— START Supplied data —

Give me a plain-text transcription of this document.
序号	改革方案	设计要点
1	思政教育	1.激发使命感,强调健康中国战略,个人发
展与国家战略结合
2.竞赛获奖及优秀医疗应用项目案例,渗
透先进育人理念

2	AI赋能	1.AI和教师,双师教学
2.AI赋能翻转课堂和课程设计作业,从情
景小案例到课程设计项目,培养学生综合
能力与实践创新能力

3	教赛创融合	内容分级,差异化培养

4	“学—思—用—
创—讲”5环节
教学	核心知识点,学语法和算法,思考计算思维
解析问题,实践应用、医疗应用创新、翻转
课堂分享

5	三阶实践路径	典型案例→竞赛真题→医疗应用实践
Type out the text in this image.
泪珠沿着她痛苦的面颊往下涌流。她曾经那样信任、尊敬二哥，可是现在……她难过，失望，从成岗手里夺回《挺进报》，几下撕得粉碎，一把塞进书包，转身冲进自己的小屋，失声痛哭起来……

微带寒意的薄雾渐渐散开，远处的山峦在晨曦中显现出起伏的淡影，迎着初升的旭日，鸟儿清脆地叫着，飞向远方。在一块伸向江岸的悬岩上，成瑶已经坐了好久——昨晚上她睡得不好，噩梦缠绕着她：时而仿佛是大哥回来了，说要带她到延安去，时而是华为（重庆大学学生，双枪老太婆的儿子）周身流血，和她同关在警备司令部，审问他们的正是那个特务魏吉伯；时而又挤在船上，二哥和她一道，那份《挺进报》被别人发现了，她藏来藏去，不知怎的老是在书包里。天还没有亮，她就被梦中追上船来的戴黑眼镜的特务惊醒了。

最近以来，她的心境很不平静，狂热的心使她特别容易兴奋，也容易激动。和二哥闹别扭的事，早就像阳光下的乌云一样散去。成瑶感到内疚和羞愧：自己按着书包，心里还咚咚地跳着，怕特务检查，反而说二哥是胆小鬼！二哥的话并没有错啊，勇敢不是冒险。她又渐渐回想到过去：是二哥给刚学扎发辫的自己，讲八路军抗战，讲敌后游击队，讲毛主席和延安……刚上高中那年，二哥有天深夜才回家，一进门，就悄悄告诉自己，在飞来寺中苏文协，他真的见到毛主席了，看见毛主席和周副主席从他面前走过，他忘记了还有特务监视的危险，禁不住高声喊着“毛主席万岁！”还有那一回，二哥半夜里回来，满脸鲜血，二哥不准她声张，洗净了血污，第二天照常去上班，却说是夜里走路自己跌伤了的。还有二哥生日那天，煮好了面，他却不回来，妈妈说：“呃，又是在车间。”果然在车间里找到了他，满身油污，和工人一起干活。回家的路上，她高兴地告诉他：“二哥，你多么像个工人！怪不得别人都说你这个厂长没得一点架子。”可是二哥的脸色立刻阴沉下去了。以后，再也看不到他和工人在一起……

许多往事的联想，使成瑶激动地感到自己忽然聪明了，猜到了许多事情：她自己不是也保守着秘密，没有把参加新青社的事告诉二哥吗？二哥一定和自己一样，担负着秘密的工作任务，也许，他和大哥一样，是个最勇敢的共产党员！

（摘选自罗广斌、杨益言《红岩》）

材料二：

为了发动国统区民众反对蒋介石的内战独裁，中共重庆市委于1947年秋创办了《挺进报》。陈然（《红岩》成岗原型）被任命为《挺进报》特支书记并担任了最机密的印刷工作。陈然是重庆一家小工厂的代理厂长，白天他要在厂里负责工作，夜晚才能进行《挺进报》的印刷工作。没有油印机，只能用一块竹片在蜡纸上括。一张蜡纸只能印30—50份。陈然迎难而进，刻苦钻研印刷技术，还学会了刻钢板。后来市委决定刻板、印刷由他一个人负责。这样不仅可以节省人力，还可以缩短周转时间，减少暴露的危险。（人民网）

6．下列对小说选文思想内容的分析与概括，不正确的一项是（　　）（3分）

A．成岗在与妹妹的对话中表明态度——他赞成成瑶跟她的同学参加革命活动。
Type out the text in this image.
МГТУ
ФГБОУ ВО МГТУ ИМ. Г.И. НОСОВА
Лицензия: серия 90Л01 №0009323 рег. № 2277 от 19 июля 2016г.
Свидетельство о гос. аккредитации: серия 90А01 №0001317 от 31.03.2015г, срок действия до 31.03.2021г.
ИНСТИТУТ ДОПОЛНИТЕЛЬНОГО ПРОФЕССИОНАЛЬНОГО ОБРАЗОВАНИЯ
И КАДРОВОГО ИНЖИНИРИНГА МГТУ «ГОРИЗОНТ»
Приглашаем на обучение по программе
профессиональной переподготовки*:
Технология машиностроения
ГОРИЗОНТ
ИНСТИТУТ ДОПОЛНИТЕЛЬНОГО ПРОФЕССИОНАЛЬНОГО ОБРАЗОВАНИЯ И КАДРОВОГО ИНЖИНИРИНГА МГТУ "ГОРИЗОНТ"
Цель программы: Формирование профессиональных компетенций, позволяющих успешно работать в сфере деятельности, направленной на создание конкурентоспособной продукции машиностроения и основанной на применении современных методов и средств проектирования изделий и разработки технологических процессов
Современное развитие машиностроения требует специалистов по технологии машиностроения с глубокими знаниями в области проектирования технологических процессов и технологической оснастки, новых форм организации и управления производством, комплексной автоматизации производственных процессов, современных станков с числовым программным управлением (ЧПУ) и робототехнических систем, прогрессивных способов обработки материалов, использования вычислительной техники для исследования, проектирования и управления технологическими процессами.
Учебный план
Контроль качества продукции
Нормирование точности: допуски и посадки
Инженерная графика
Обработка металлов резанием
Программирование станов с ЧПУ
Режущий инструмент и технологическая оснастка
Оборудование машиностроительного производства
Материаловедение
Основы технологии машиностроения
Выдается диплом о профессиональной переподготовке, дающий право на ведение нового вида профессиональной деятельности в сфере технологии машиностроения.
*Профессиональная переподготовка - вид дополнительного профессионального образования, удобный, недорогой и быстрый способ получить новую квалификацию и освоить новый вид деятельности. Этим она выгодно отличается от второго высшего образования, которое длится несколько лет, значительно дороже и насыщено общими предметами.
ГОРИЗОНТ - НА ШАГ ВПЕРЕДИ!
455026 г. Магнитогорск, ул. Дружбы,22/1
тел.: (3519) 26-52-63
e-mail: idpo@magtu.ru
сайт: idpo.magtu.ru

— END Supplied data —

**Instructions for the task**. All entries shown above should be printed again exactly.

**Output of the exercise**.
Give me a plain-text transcription of this document.
序号	改革方案	设计要点
1	思政教育	1.激发使命感,强调健康中国战略,个人发
展与国家战略结合
2.竞赛获奖及优秀医疗应用项目案例,渗
透先进育人理念

2	AI赋能	1.AI和教师,双师教学
2.AI赋能翻转课堂和课程设计作业,从情
景小案例到课程设计项目,培养学生综合
能力与实践创新能力

3	教赛创融合	内容分级,差异化培养

4	“学—思—用—
创—讲”5环节
教学	核心知识点,学语法和算法,思考计算思维
解析问题,实践应用、医疗应用创新、翻转
课堂分享

5	三阶实践路径	典型案例→竞赛真题→医疗应用实践
Type out the text in this image.
泪珠沿着她痛苦的面颊往下涌流。她曾经那样信任、尊敬二哥，可是现在……她难过，失望，从成岗手里夺回《挺进报》，几下撕得粉碎，一把塞进书包，转身冲进自己的小屋，失声痛哭起来……

微带寒意的薄雾渐渐散开，远处的山峦在晨曦中显现出起伏的淡影，迎着初升的旭日，鸟儿清脆地叫着，飞向远方。在一块伸向江岸的悬岩上，成瑶已经坐了好久——昨晚上她睡得不好，噩梦缠绕着她：时而仿佛是大哥回来了，说要带她到延安去，时而是华为（重庆大学学生，双枪老太婆的儿子）周身流血，和她同关在警备司令部，审问他们的正是那个特务魏吉伯；时而又挤在船上，二哥和她一道，那份《挺进报》被别人发现了，她藏来藏去，不知怎的老是在书包里。天还没有亮，她就被梦中追上船来的戴黑眼镜的特务惊醒了。

最近以来，她的心境很不平静，狂热的心使她特别容易兴奋，也容易激动。和二哥闹别扭的事，早就像阳光下的乌云一样散去。成瑶感到内疚和羞愧：自己按着书包，心里还咚咚地跳着，怕特务检查，反而说二哥是胆小鬼！二哥的话并没有错啊，勇敢不是冒险。她又渐渐回想到过去：是二哥给刚学扎发辫的自己，讲八路军抗战，讲敌后游击队，讲毛主席和延安……刚上高中那年，二哥有天深夜才回家，一进门，就悄悄告诉自己，在飞来寺中苏文协，他真的见到毛主席了，看见毛主席和周副主席从他面前走过，他忘记了还有特务监视的危险，禁不住高声喊着“毛主席万岁！”还有那一回，二哥半夜里回来，满脸鲜血，二哥不准她声张，洗净了血污，第二天照常去上班，却说是夜里走路自己跌伤了的。还有二哥生日那天，煮好了面，他却不回来，妈妈说：“呃，又是在车间。”果然在车间里找到了他，满身油污，和工人一起干活。回家的路上，她高兴地告诉他：“二哥，你多么像个工人！怪不得别人都说你这个厂长没得一点架子。”可是二哥的脸色立刻阴沉下去了。以后，再也看不到他和工人在一起……

许多往事的联想，使成瑶激动地感到自己忽然聪明了，猜到了许多事情：她自己不是也保守着秘密，没有把参加新青社的事告诉二哥吗？二哥一定和自己一样，担负着秘密的工作任务，也许，他和大哥一样，是个最勇敢的共产党员！

（摘选自罗广斌、杨益言《红岩》）

材料二：

为了发动国统区民众反对蒋介石的内战独裁，中共重庆市委于1947年秋创办了《挺进报》。陈然（《红岩》成岗原型）被任命为《挺进报》特支书记并担任了最机密的印刷工作。陈然是重庆一家小工厂的代理厂长，白天他要在厂里负责工作，夜晚才能进行《挺进报》的印刷工作。没有油印机，只能用一块竹片在蜡纸上括。一张蜡纸只能印30—50份。陈然迎难而进，刻苦钻研印刷技术，还学会了刻钢板。后来市委决定刻板、印刷由他一个人负责。这样不仅可以节省人力，还可以缩短周转时间，减少暴露的危险。（人民网）

6．下列对小说选文思想内容的分析与概括，不正确的一项是（　　）（3分）

A．成岗在与妹妹的对话中表明态度——他赞成成瑶跟她的同学参加革命活动。
Type out the text in this image.
МГТУ
ФГБОУ ВО МГТУ ИМ. Г.И. НОСОВА
Лицензия: серия 90Л01 №0009323 рег. № 2277 от 19 июля 2016г.
Свидетельство о гос. аккредитации: серия 90А01 №0001317 от 31.03.2015г, срок действия до 31.03.2021г.
ИНСТИТУТ ДОПОЛНИТЕЛЬНОГО ПРОФЕССИОНАЛЬНОГО ОБРАЗОВАНИЯ
И КАДРОВОГО ИНЖИНИРИНГА МГТУ «ГОРИЗОНТ»
Приглашаем на обучение по программе
профессиональной переподготовки*:
Технология машиностроения
ГОРИЗОНТ
ИНСТИТУТ ДОПОЛНИТЕЛЬНОГО ПРОФЕССИОНАЛЬНОГО ОБРАЗОВАНИЯ И КАДРОВОГО ИНЖИНИРИНГА МГТУ "ГОРИЗОНТ"
Цель программы: Формирование профессиональных компетенций, позволяющих успешно работать в сфере деятельности, направленной на создание конкурентоспособной продукции машиностроения и основанной на применении современных методов и средств проектирования изделий и разработки технологических процессов
Современное развитие машиностроения требует специалистов по технологии машиностроения с глубокими знаниями в области проектирования технологических процессов и технологической оснастки, новых форм организации и управления производством, комплексной автоматизации производственных процессов, современных станков с числовым программным управлением (ЧПУ) и робототехнических систем, прогрессивных способов обработки материалов, использования вычислительной техники для исследования, проектирования и управления технологическими процессами.
Учебный план
Контроль качества продукции
Нормирование точности: допуски и посадки
Инженерная графика
Обработка металлов резанием
Программирование станов с ЧПУ
Режущий инструмент и технологическая оснастка
Оборудование машиностроительного производства
Материаловедение
Основы технологии машиностроения
Выдается диплом о профессиональной переподготовке, дающий право на ведение нового вида профессиональной деятельности в сфере технологии машиностроения.
*Профессиональная переподготовка - вид дополнительного профессионального образования, удобный, недорогой и быстрый способ получить новую квалификацию и освоить новый вид деятельности. Этим она выгодно отличается от второго высшего образования, которое длится несколько лет, значительно дороже и насыщено общими предметами.
ГОРИЗОНТ - НА ШАГ ВПЕРЕДИ!
455026 г. Магнитогорск, ул. Дружбы,22/1
тел.: (3519) 26-52-63
e-mail: idpo@magtu.ru
сайт: idpo.magtu.ru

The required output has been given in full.